_Given exercise_: Go through the listing and copy every line word for word.

_Data for this exercise_:
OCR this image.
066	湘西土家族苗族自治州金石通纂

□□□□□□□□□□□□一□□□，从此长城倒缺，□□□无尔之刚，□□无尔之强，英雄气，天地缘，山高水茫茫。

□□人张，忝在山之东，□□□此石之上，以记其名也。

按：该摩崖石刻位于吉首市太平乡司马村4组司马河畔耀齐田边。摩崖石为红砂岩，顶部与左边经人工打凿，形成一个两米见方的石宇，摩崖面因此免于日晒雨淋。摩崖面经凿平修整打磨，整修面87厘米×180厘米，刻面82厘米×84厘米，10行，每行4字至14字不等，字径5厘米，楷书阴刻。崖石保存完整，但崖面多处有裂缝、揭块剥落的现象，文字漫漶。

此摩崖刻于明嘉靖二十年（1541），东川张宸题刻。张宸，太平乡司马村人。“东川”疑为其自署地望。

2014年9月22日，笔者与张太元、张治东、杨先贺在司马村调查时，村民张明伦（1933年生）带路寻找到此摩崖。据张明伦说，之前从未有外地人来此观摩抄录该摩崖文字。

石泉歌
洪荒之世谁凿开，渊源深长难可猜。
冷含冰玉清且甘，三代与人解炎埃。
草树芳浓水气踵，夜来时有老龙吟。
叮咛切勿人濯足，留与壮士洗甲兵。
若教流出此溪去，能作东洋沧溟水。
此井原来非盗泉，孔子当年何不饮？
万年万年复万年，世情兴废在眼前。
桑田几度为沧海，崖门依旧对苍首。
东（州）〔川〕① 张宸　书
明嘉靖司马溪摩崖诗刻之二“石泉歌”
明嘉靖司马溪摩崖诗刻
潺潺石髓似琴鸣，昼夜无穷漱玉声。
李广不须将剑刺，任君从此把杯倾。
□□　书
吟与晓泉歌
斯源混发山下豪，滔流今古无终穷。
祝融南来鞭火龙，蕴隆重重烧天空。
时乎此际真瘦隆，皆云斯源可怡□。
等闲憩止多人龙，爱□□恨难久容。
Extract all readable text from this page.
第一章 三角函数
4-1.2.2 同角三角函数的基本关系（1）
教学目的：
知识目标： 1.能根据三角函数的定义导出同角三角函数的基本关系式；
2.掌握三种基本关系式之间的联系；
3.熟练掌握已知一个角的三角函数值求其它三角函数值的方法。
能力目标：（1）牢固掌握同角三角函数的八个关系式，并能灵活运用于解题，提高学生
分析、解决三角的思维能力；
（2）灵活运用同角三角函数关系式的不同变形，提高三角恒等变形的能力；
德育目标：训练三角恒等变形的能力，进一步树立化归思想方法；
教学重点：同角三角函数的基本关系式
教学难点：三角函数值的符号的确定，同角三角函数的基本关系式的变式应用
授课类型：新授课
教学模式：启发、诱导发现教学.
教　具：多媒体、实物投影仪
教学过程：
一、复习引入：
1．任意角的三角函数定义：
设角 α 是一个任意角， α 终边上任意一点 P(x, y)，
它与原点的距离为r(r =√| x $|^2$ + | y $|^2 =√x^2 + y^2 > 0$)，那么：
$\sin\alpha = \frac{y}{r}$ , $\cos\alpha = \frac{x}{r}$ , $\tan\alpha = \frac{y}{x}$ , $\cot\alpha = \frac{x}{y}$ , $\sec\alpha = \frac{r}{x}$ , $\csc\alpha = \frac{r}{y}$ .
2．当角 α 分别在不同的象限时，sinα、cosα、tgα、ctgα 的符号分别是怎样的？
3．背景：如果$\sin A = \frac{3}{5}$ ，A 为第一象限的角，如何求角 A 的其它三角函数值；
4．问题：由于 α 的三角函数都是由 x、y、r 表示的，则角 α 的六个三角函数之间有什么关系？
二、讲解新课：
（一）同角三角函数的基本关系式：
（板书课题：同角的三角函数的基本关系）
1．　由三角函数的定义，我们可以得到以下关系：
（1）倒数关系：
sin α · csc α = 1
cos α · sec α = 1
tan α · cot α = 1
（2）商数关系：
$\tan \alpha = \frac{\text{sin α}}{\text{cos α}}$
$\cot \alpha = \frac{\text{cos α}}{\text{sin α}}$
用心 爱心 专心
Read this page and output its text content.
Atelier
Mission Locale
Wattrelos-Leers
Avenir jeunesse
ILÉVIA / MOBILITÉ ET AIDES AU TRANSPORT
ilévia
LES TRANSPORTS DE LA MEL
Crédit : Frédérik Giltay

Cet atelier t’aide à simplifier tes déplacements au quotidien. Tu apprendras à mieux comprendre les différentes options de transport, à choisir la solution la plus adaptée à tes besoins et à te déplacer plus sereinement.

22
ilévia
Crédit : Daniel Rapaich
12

_Final result_:
OCR this image.
066	湘西土家族苗族自治州金石通纂

□□□□□□□□□□□□一□□□，从此长城倒缺，□□□无尔之刚，□□无尔之强，英雄气，天地缘，山高水茫茫。

□□人张，忝在山之东，□□□此石之上，以记其名也。

按：该摩崖石刻位于吉首市太平乡司马村4组司马河畔耀齐田边。摩崖石为红砂岩，顶部与左边经人工打凿，形成一个两米见方的石宇，摩崖面因此免于日晒雨淋。摩崖面经凿平修整打磨，整修面87厘米×180厘米，刻面82厘米×84厘米，10行，每行4字至14字不等，字径5厘米，楷书阴刻。崖石保存完整，但崖面多处有裂缝、揭块剥落的现象，文字漫漶。

此摩崖刻于明嘉靖二十年（1541），东川张宸题刻。张宸，太平乡司马村人。“东川”疑为其自署地望。

2014年9月22日，笔者与张太元、张治东、杨先贺在司马村调查时，村民张明伦（1933年生）带路寻找到此摩崖。据张明伦说，之前从未有外地人来此观摩抄录该摩崖文字。

石泉歌
洪荒之世谁凿开，渊源深长难可猜。
冷含冰玉清且甘，三代与人解炎埃。
草树芳浓水气踵，夜来时有老龙吟。
叮咛切勿人濯足，留与壮士洗甲兵。
若教流出此溪去，能作东洋沧溟水。
此井原来非盗泉，孔子当年何不饮？
万年万年复万年，世情兴废在眼前。
桑田几度为沧海，崖门依旧对苍首。
东（州）〔川〕① 张宸　书
明嘉靖司马溪摩崖诗刻之二“石泉歌”
明嘉靖司马溪摩崖诗刻
潺潺石髓似琴鸣，昼夜无穷漱玉声。
李广不须将剑刺，任君从此把杯倾。
□□　书
吟与晓泉歌
斯源混发山下豪，滔流今古无终穷。
祝融南来鞭火龙，蕴隆重重烧天空。
时乎此际真瘦隆，皆云斯源可怡□。
等闲憩止多人龙，爱□□恨难久容。
Extract all readable text from this page.
第一章 三角函数
4-1.2.2 同角三角函数的基本关系（1）
教学目的：
知识目标： 1.能根据三角函数的定义导出同角三角函数的基本关系式；
2.掌握三种基本关系式之间的联系；
3.熟练掌握已知一个角的三角函数值求其它三角函数值的方法。
能力目标：（1）牢固掌握同角三角函数的八个关系式，并能灵活运用于解题，提高学生
分析、解决三角的思维能力；
（2）灵活运用同角三角函数关系式的不同变形，提高三角恒等变形的能力；
德育目标：训练三角恒等变形的能力，进一步树立化归思想方法；
教学重点：同角三角函数的基本关系式
教学难点：三角函数值的符号的确定，同角三角函数的基本关系式的变式应用
授课类型：新授课
教学模式：启发、诱导发现教学.
教　具：多媒体、实物投影仪
教学过程：
一、复习引入：
1．任意角的三角函数定义：
设角 α 是一个任意角， α 终边上任意一点 P(x, y)，
它与原点的距离为r(r =√| x $|^2$ + | y $|^2 =√x^2 + y^2 > 0$)，那么：
$\sin\alpha = \frac{y}{r}$ , $\cos\alpha = \frac{x}{r}$ , $\tan\alpha = \frac{y}{x}$ , $\cot\alpha = \frac{x}{y}$ , $\sec\alpha = \frac{r}{x}$ , $\csc\alpha = \frac{r}{y}$ .
2．当角 α 分别在不同的象限时，sinα、cosα、tgα、ctgα 的符号分别是怎样的？
3．背景：如果$\sin A = \frac{3}{5}$ ，A 为第一象限的角，如何求角 A 的其它三角函数值；
4．问题：由于 α 的三角函数都是由 x、y、r 表示的，则角 α 的六个三角函数之间有什么关系？
二、讲解新课：
（一）同角三角函数的基本关系式：
（板书课题：同角的三角函数的基本关系）
1．　由三角函数的定义，我们可以得到以下关系：
（1）倒数关系：
sin α · csc α = 1
cos α · sec α = 1
tan α · cot α = 1
（2）商数关系：
$\tan \alpha = \frac{\text{sin α}}{\text{cos α}}$
$\cot \alpha = \frac{\text{cos α}}{\text{sin α}}$
用心 爱心 专心
Read this page and output its text content.
Atelier
Mission Locale
Wattrelos-Leers
Avenir jeunesse
ILÉVIA / MOBILITÉ ET AIDES AU TRANSPORT
ilévia
LES TRANSPORTS DE LA MEL
Crédit : Frédérik Giltay

Cet atelier t’aide à simplifier tes déplacements au quotidien. Tu apprendras à mieux comprendre les différentes options de transport, à choisir la solution la plus adaptée à tes besoins et à te déplacer plus sereinement.

22
ilévia
Crédit : Daniel Rapaich
12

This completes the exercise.